◆ **Aim**
Go through the entries one line at a time, and gather every line that has the word "name".
- - - - - - -
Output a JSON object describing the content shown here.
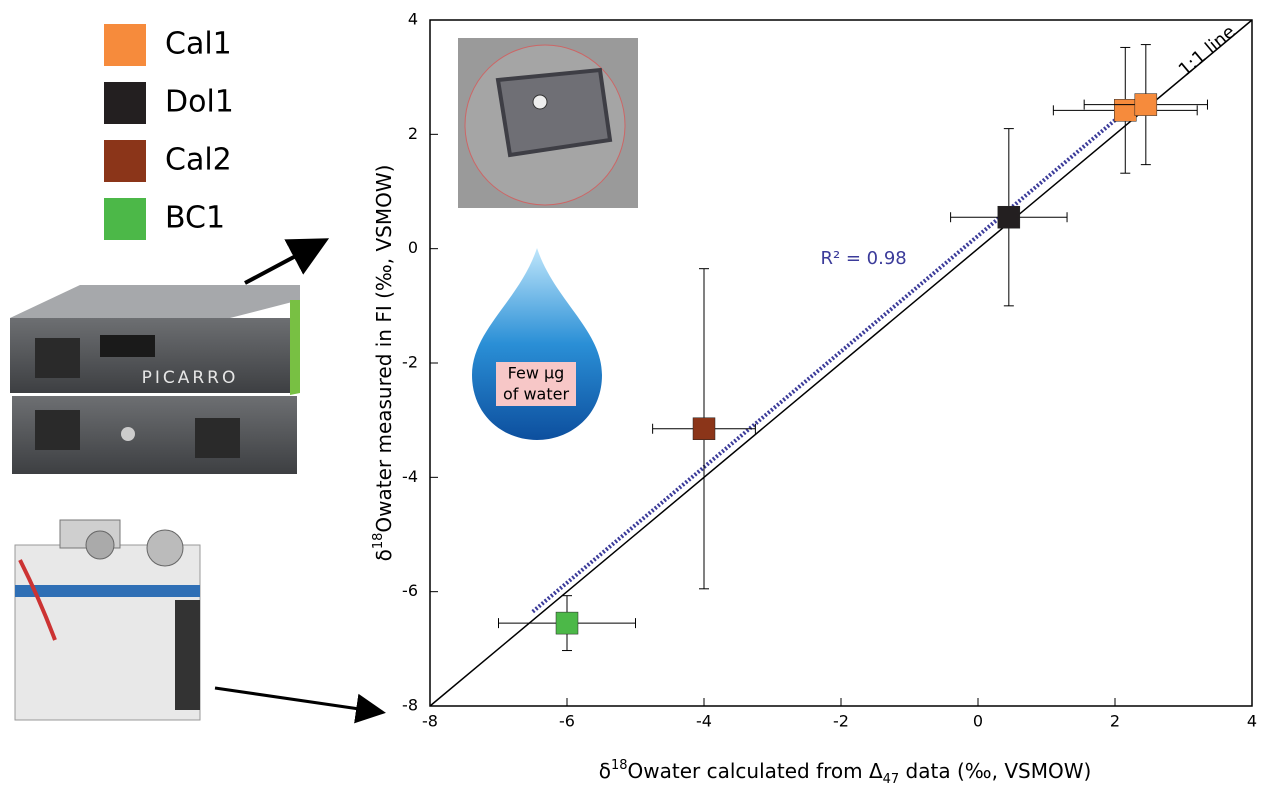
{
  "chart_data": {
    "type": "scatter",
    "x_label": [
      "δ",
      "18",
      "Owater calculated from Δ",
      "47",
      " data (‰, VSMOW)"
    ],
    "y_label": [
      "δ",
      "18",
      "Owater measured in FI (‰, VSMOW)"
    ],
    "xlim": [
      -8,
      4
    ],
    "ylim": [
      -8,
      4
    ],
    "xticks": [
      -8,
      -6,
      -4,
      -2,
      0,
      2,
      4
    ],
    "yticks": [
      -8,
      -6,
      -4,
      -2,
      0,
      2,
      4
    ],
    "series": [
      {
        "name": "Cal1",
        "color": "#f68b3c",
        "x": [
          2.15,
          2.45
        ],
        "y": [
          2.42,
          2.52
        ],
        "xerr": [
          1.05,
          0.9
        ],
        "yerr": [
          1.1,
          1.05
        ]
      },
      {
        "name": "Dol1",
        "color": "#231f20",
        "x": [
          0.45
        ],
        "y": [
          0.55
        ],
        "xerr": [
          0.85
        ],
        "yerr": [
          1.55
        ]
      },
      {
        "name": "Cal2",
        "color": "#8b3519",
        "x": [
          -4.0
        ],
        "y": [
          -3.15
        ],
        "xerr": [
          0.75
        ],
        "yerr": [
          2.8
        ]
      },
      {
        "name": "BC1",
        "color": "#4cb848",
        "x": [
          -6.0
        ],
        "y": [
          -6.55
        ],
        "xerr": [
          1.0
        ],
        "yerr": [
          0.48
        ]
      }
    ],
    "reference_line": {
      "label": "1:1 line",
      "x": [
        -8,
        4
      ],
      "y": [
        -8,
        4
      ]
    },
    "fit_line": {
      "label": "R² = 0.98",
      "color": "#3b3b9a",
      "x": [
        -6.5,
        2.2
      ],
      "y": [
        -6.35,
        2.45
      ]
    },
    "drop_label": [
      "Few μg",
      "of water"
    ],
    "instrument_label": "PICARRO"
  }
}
- - - - - - -
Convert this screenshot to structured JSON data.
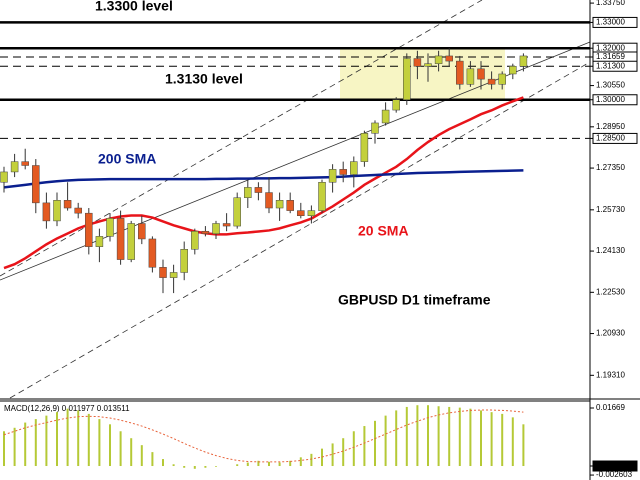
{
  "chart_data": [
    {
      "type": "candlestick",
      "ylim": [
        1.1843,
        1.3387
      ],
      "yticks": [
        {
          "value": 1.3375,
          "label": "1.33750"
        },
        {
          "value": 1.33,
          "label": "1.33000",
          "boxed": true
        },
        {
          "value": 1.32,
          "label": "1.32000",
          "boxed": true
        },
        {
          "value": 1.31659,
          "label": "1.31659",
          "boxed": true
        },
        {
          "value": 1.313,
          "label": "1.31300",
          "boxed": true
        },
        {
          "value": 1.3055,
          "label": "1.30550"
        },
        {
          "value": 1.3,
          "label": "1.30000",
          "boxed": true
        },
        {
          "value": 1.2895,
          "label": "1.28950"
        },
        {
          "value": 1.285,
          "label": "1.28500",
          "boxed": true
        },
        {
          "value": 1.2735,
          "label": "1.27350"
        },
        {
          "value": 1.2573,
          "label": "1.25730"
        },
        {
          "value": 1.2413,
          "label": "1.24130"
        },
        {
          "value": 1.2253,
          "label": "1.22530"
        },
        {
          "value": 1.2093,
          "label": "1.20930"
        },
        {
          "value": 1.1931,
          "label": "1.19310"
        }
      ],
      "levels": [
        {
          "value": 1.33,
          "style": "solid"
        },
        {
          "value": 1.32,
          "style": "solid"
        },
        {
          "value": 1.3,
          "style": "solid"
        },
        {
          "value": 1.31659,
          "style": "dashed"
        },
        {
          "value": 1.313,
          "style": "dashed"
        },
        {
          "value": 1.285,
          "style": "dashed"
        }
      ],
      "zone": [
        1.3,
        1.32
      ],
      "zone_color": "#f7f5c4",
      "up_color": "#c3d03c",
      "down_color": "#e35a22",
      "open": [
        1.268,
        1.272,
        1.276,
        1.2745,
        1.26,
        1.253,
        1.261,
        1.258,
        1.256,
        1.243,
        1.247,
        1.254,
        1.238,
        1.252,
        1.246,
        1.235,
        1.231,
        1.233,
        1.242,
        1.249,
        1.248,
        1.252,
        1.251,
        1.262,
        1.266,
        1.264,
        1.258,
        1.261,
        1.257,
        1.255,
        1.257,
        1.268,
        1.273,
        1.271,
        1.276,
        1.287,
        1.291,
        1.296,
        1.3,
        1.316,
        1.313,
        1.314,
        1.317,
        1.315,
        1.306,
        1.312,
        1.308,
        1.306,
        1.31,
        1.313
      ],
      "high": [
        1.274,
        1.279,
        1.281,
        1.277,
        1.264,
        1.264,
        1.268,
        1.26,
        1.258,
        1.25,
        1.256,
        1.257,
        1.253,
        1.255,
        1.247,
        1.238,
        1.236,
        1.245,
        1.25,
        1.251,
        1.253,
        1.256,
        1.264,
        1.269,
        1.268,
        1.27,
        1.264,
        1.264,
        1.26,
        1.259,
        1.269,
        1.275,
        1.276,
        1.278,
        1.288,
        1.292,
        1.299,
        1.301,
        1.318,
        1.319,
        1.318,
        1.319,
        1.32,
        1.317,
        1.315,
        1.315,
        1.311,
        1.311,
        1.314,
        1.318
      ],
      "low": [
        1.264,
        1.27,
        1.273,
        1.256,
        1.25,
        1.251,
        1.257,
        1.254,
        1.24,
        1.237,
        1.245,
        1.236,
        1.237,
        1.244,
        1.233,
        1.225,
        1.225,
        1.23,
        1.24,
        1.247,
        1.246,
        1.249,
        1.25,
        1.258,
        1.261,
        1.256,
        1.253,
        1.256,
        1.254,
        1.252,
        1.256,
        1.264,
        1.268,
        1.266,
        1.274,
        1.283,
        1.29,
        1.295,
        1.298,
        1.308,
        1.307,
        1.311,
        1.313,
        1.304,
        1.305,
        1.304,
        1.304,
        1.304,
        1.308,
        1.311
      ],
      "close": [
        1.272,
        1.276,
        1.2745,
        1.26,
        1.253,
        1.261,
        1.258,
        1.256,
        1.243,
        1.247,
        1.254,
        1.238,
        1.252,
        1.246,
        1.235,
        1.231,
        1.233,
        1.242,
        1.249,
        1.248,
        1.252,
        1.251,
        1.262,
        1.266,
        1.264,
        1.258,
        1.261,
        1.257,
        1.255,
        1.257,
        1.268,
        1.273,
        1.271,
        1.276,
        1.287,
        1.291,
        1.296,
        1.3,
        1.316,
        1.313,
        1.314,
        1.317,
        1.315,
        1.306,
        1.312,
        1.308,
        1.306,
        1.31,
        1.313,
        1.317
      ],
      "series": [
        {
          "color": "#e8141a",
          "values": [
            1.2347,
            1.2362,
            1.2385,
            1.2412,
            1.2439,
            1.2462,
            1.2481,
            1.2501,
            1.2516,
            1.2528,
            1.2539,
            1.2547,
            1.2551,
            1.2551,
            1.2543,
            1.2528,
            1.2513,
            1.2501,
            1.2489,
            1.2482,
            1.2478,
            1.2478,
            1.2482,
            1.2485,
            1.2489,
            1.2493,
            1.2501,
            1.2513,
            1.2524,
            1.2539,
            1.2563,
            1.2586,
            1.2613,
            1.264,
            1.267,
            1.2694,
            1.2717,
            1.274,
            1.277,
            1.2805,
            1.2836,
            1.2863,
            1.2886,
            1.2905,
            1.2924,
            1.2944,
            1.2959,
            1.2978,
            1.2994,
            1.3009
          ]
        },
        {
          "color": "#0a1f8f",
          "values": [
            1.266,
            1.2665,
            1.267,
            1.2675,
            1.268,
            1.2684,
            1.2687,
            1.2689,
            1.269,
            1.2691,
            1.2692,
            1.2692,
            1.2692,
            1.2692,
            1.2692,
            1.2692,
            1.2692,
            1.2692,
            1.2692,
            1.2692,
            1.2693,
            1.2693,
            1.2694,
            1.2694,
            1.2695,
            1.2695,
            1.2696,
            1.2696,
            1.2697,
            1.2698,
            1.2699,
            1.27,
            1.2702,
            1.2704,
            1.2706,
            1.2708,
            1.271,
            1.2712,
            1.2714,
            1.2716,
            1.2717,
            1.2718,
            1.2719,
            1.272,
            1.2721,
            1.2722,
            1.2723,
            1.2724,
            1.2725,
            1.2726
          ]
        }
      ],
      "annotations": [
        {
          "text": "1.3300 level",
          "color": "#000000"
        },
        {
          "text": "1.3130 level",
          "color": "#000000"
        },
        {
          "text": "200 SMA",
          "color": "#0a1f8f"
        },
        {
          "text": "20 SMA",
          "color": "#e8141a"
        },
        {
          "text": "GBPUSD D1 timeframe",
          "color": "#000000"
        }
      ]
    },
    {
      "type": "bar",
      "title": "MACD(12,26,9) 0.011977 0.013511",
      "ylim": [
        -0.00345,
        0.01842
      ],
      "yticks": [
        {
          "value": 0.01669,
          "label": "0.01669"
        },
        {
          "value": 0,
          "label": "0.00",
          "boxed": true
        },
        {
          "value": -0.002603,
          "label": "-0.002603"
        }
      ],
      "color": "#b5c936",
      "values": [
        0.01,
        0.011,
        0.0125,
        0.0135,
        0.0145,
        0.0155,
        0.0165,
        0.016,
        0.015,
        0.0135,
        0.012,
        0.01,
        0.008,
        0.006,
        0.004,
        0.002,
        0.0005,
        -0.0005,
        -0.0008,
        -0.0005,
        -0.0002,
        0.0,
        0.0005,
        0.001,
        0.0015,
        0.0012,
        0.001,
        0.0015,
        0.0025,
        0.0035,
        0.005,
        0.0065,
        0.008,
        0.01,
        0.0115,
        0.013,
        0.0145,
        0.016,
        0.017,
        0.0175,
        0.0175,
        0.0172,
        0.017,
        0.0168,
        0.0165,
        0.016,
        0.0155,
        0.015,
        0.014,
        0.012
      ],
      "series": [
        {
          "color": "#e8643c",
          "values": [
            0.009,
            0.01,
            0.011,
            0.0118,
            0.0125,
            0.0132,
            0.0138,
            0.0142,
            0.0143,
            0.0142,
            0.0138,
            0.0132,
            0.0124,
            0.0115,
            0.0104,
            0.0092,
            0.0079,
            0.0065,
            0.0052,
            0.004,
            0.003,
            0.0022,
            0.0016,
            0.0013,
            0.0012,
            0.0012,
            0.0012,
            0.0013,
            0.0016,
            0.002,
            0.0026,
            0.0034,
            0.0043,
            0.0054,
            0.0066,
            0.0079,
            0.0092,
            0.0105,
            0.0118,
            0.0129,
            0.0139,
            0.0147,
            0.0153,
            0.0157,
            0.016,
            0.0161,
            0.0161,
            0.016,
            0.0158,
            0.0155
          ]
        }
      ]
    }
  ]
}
- - - - - - -
◆ **Task answer**
        "name": "Cal1",
        "name": "Dol1",
        "name": "Cal2",
        "name": "BC1",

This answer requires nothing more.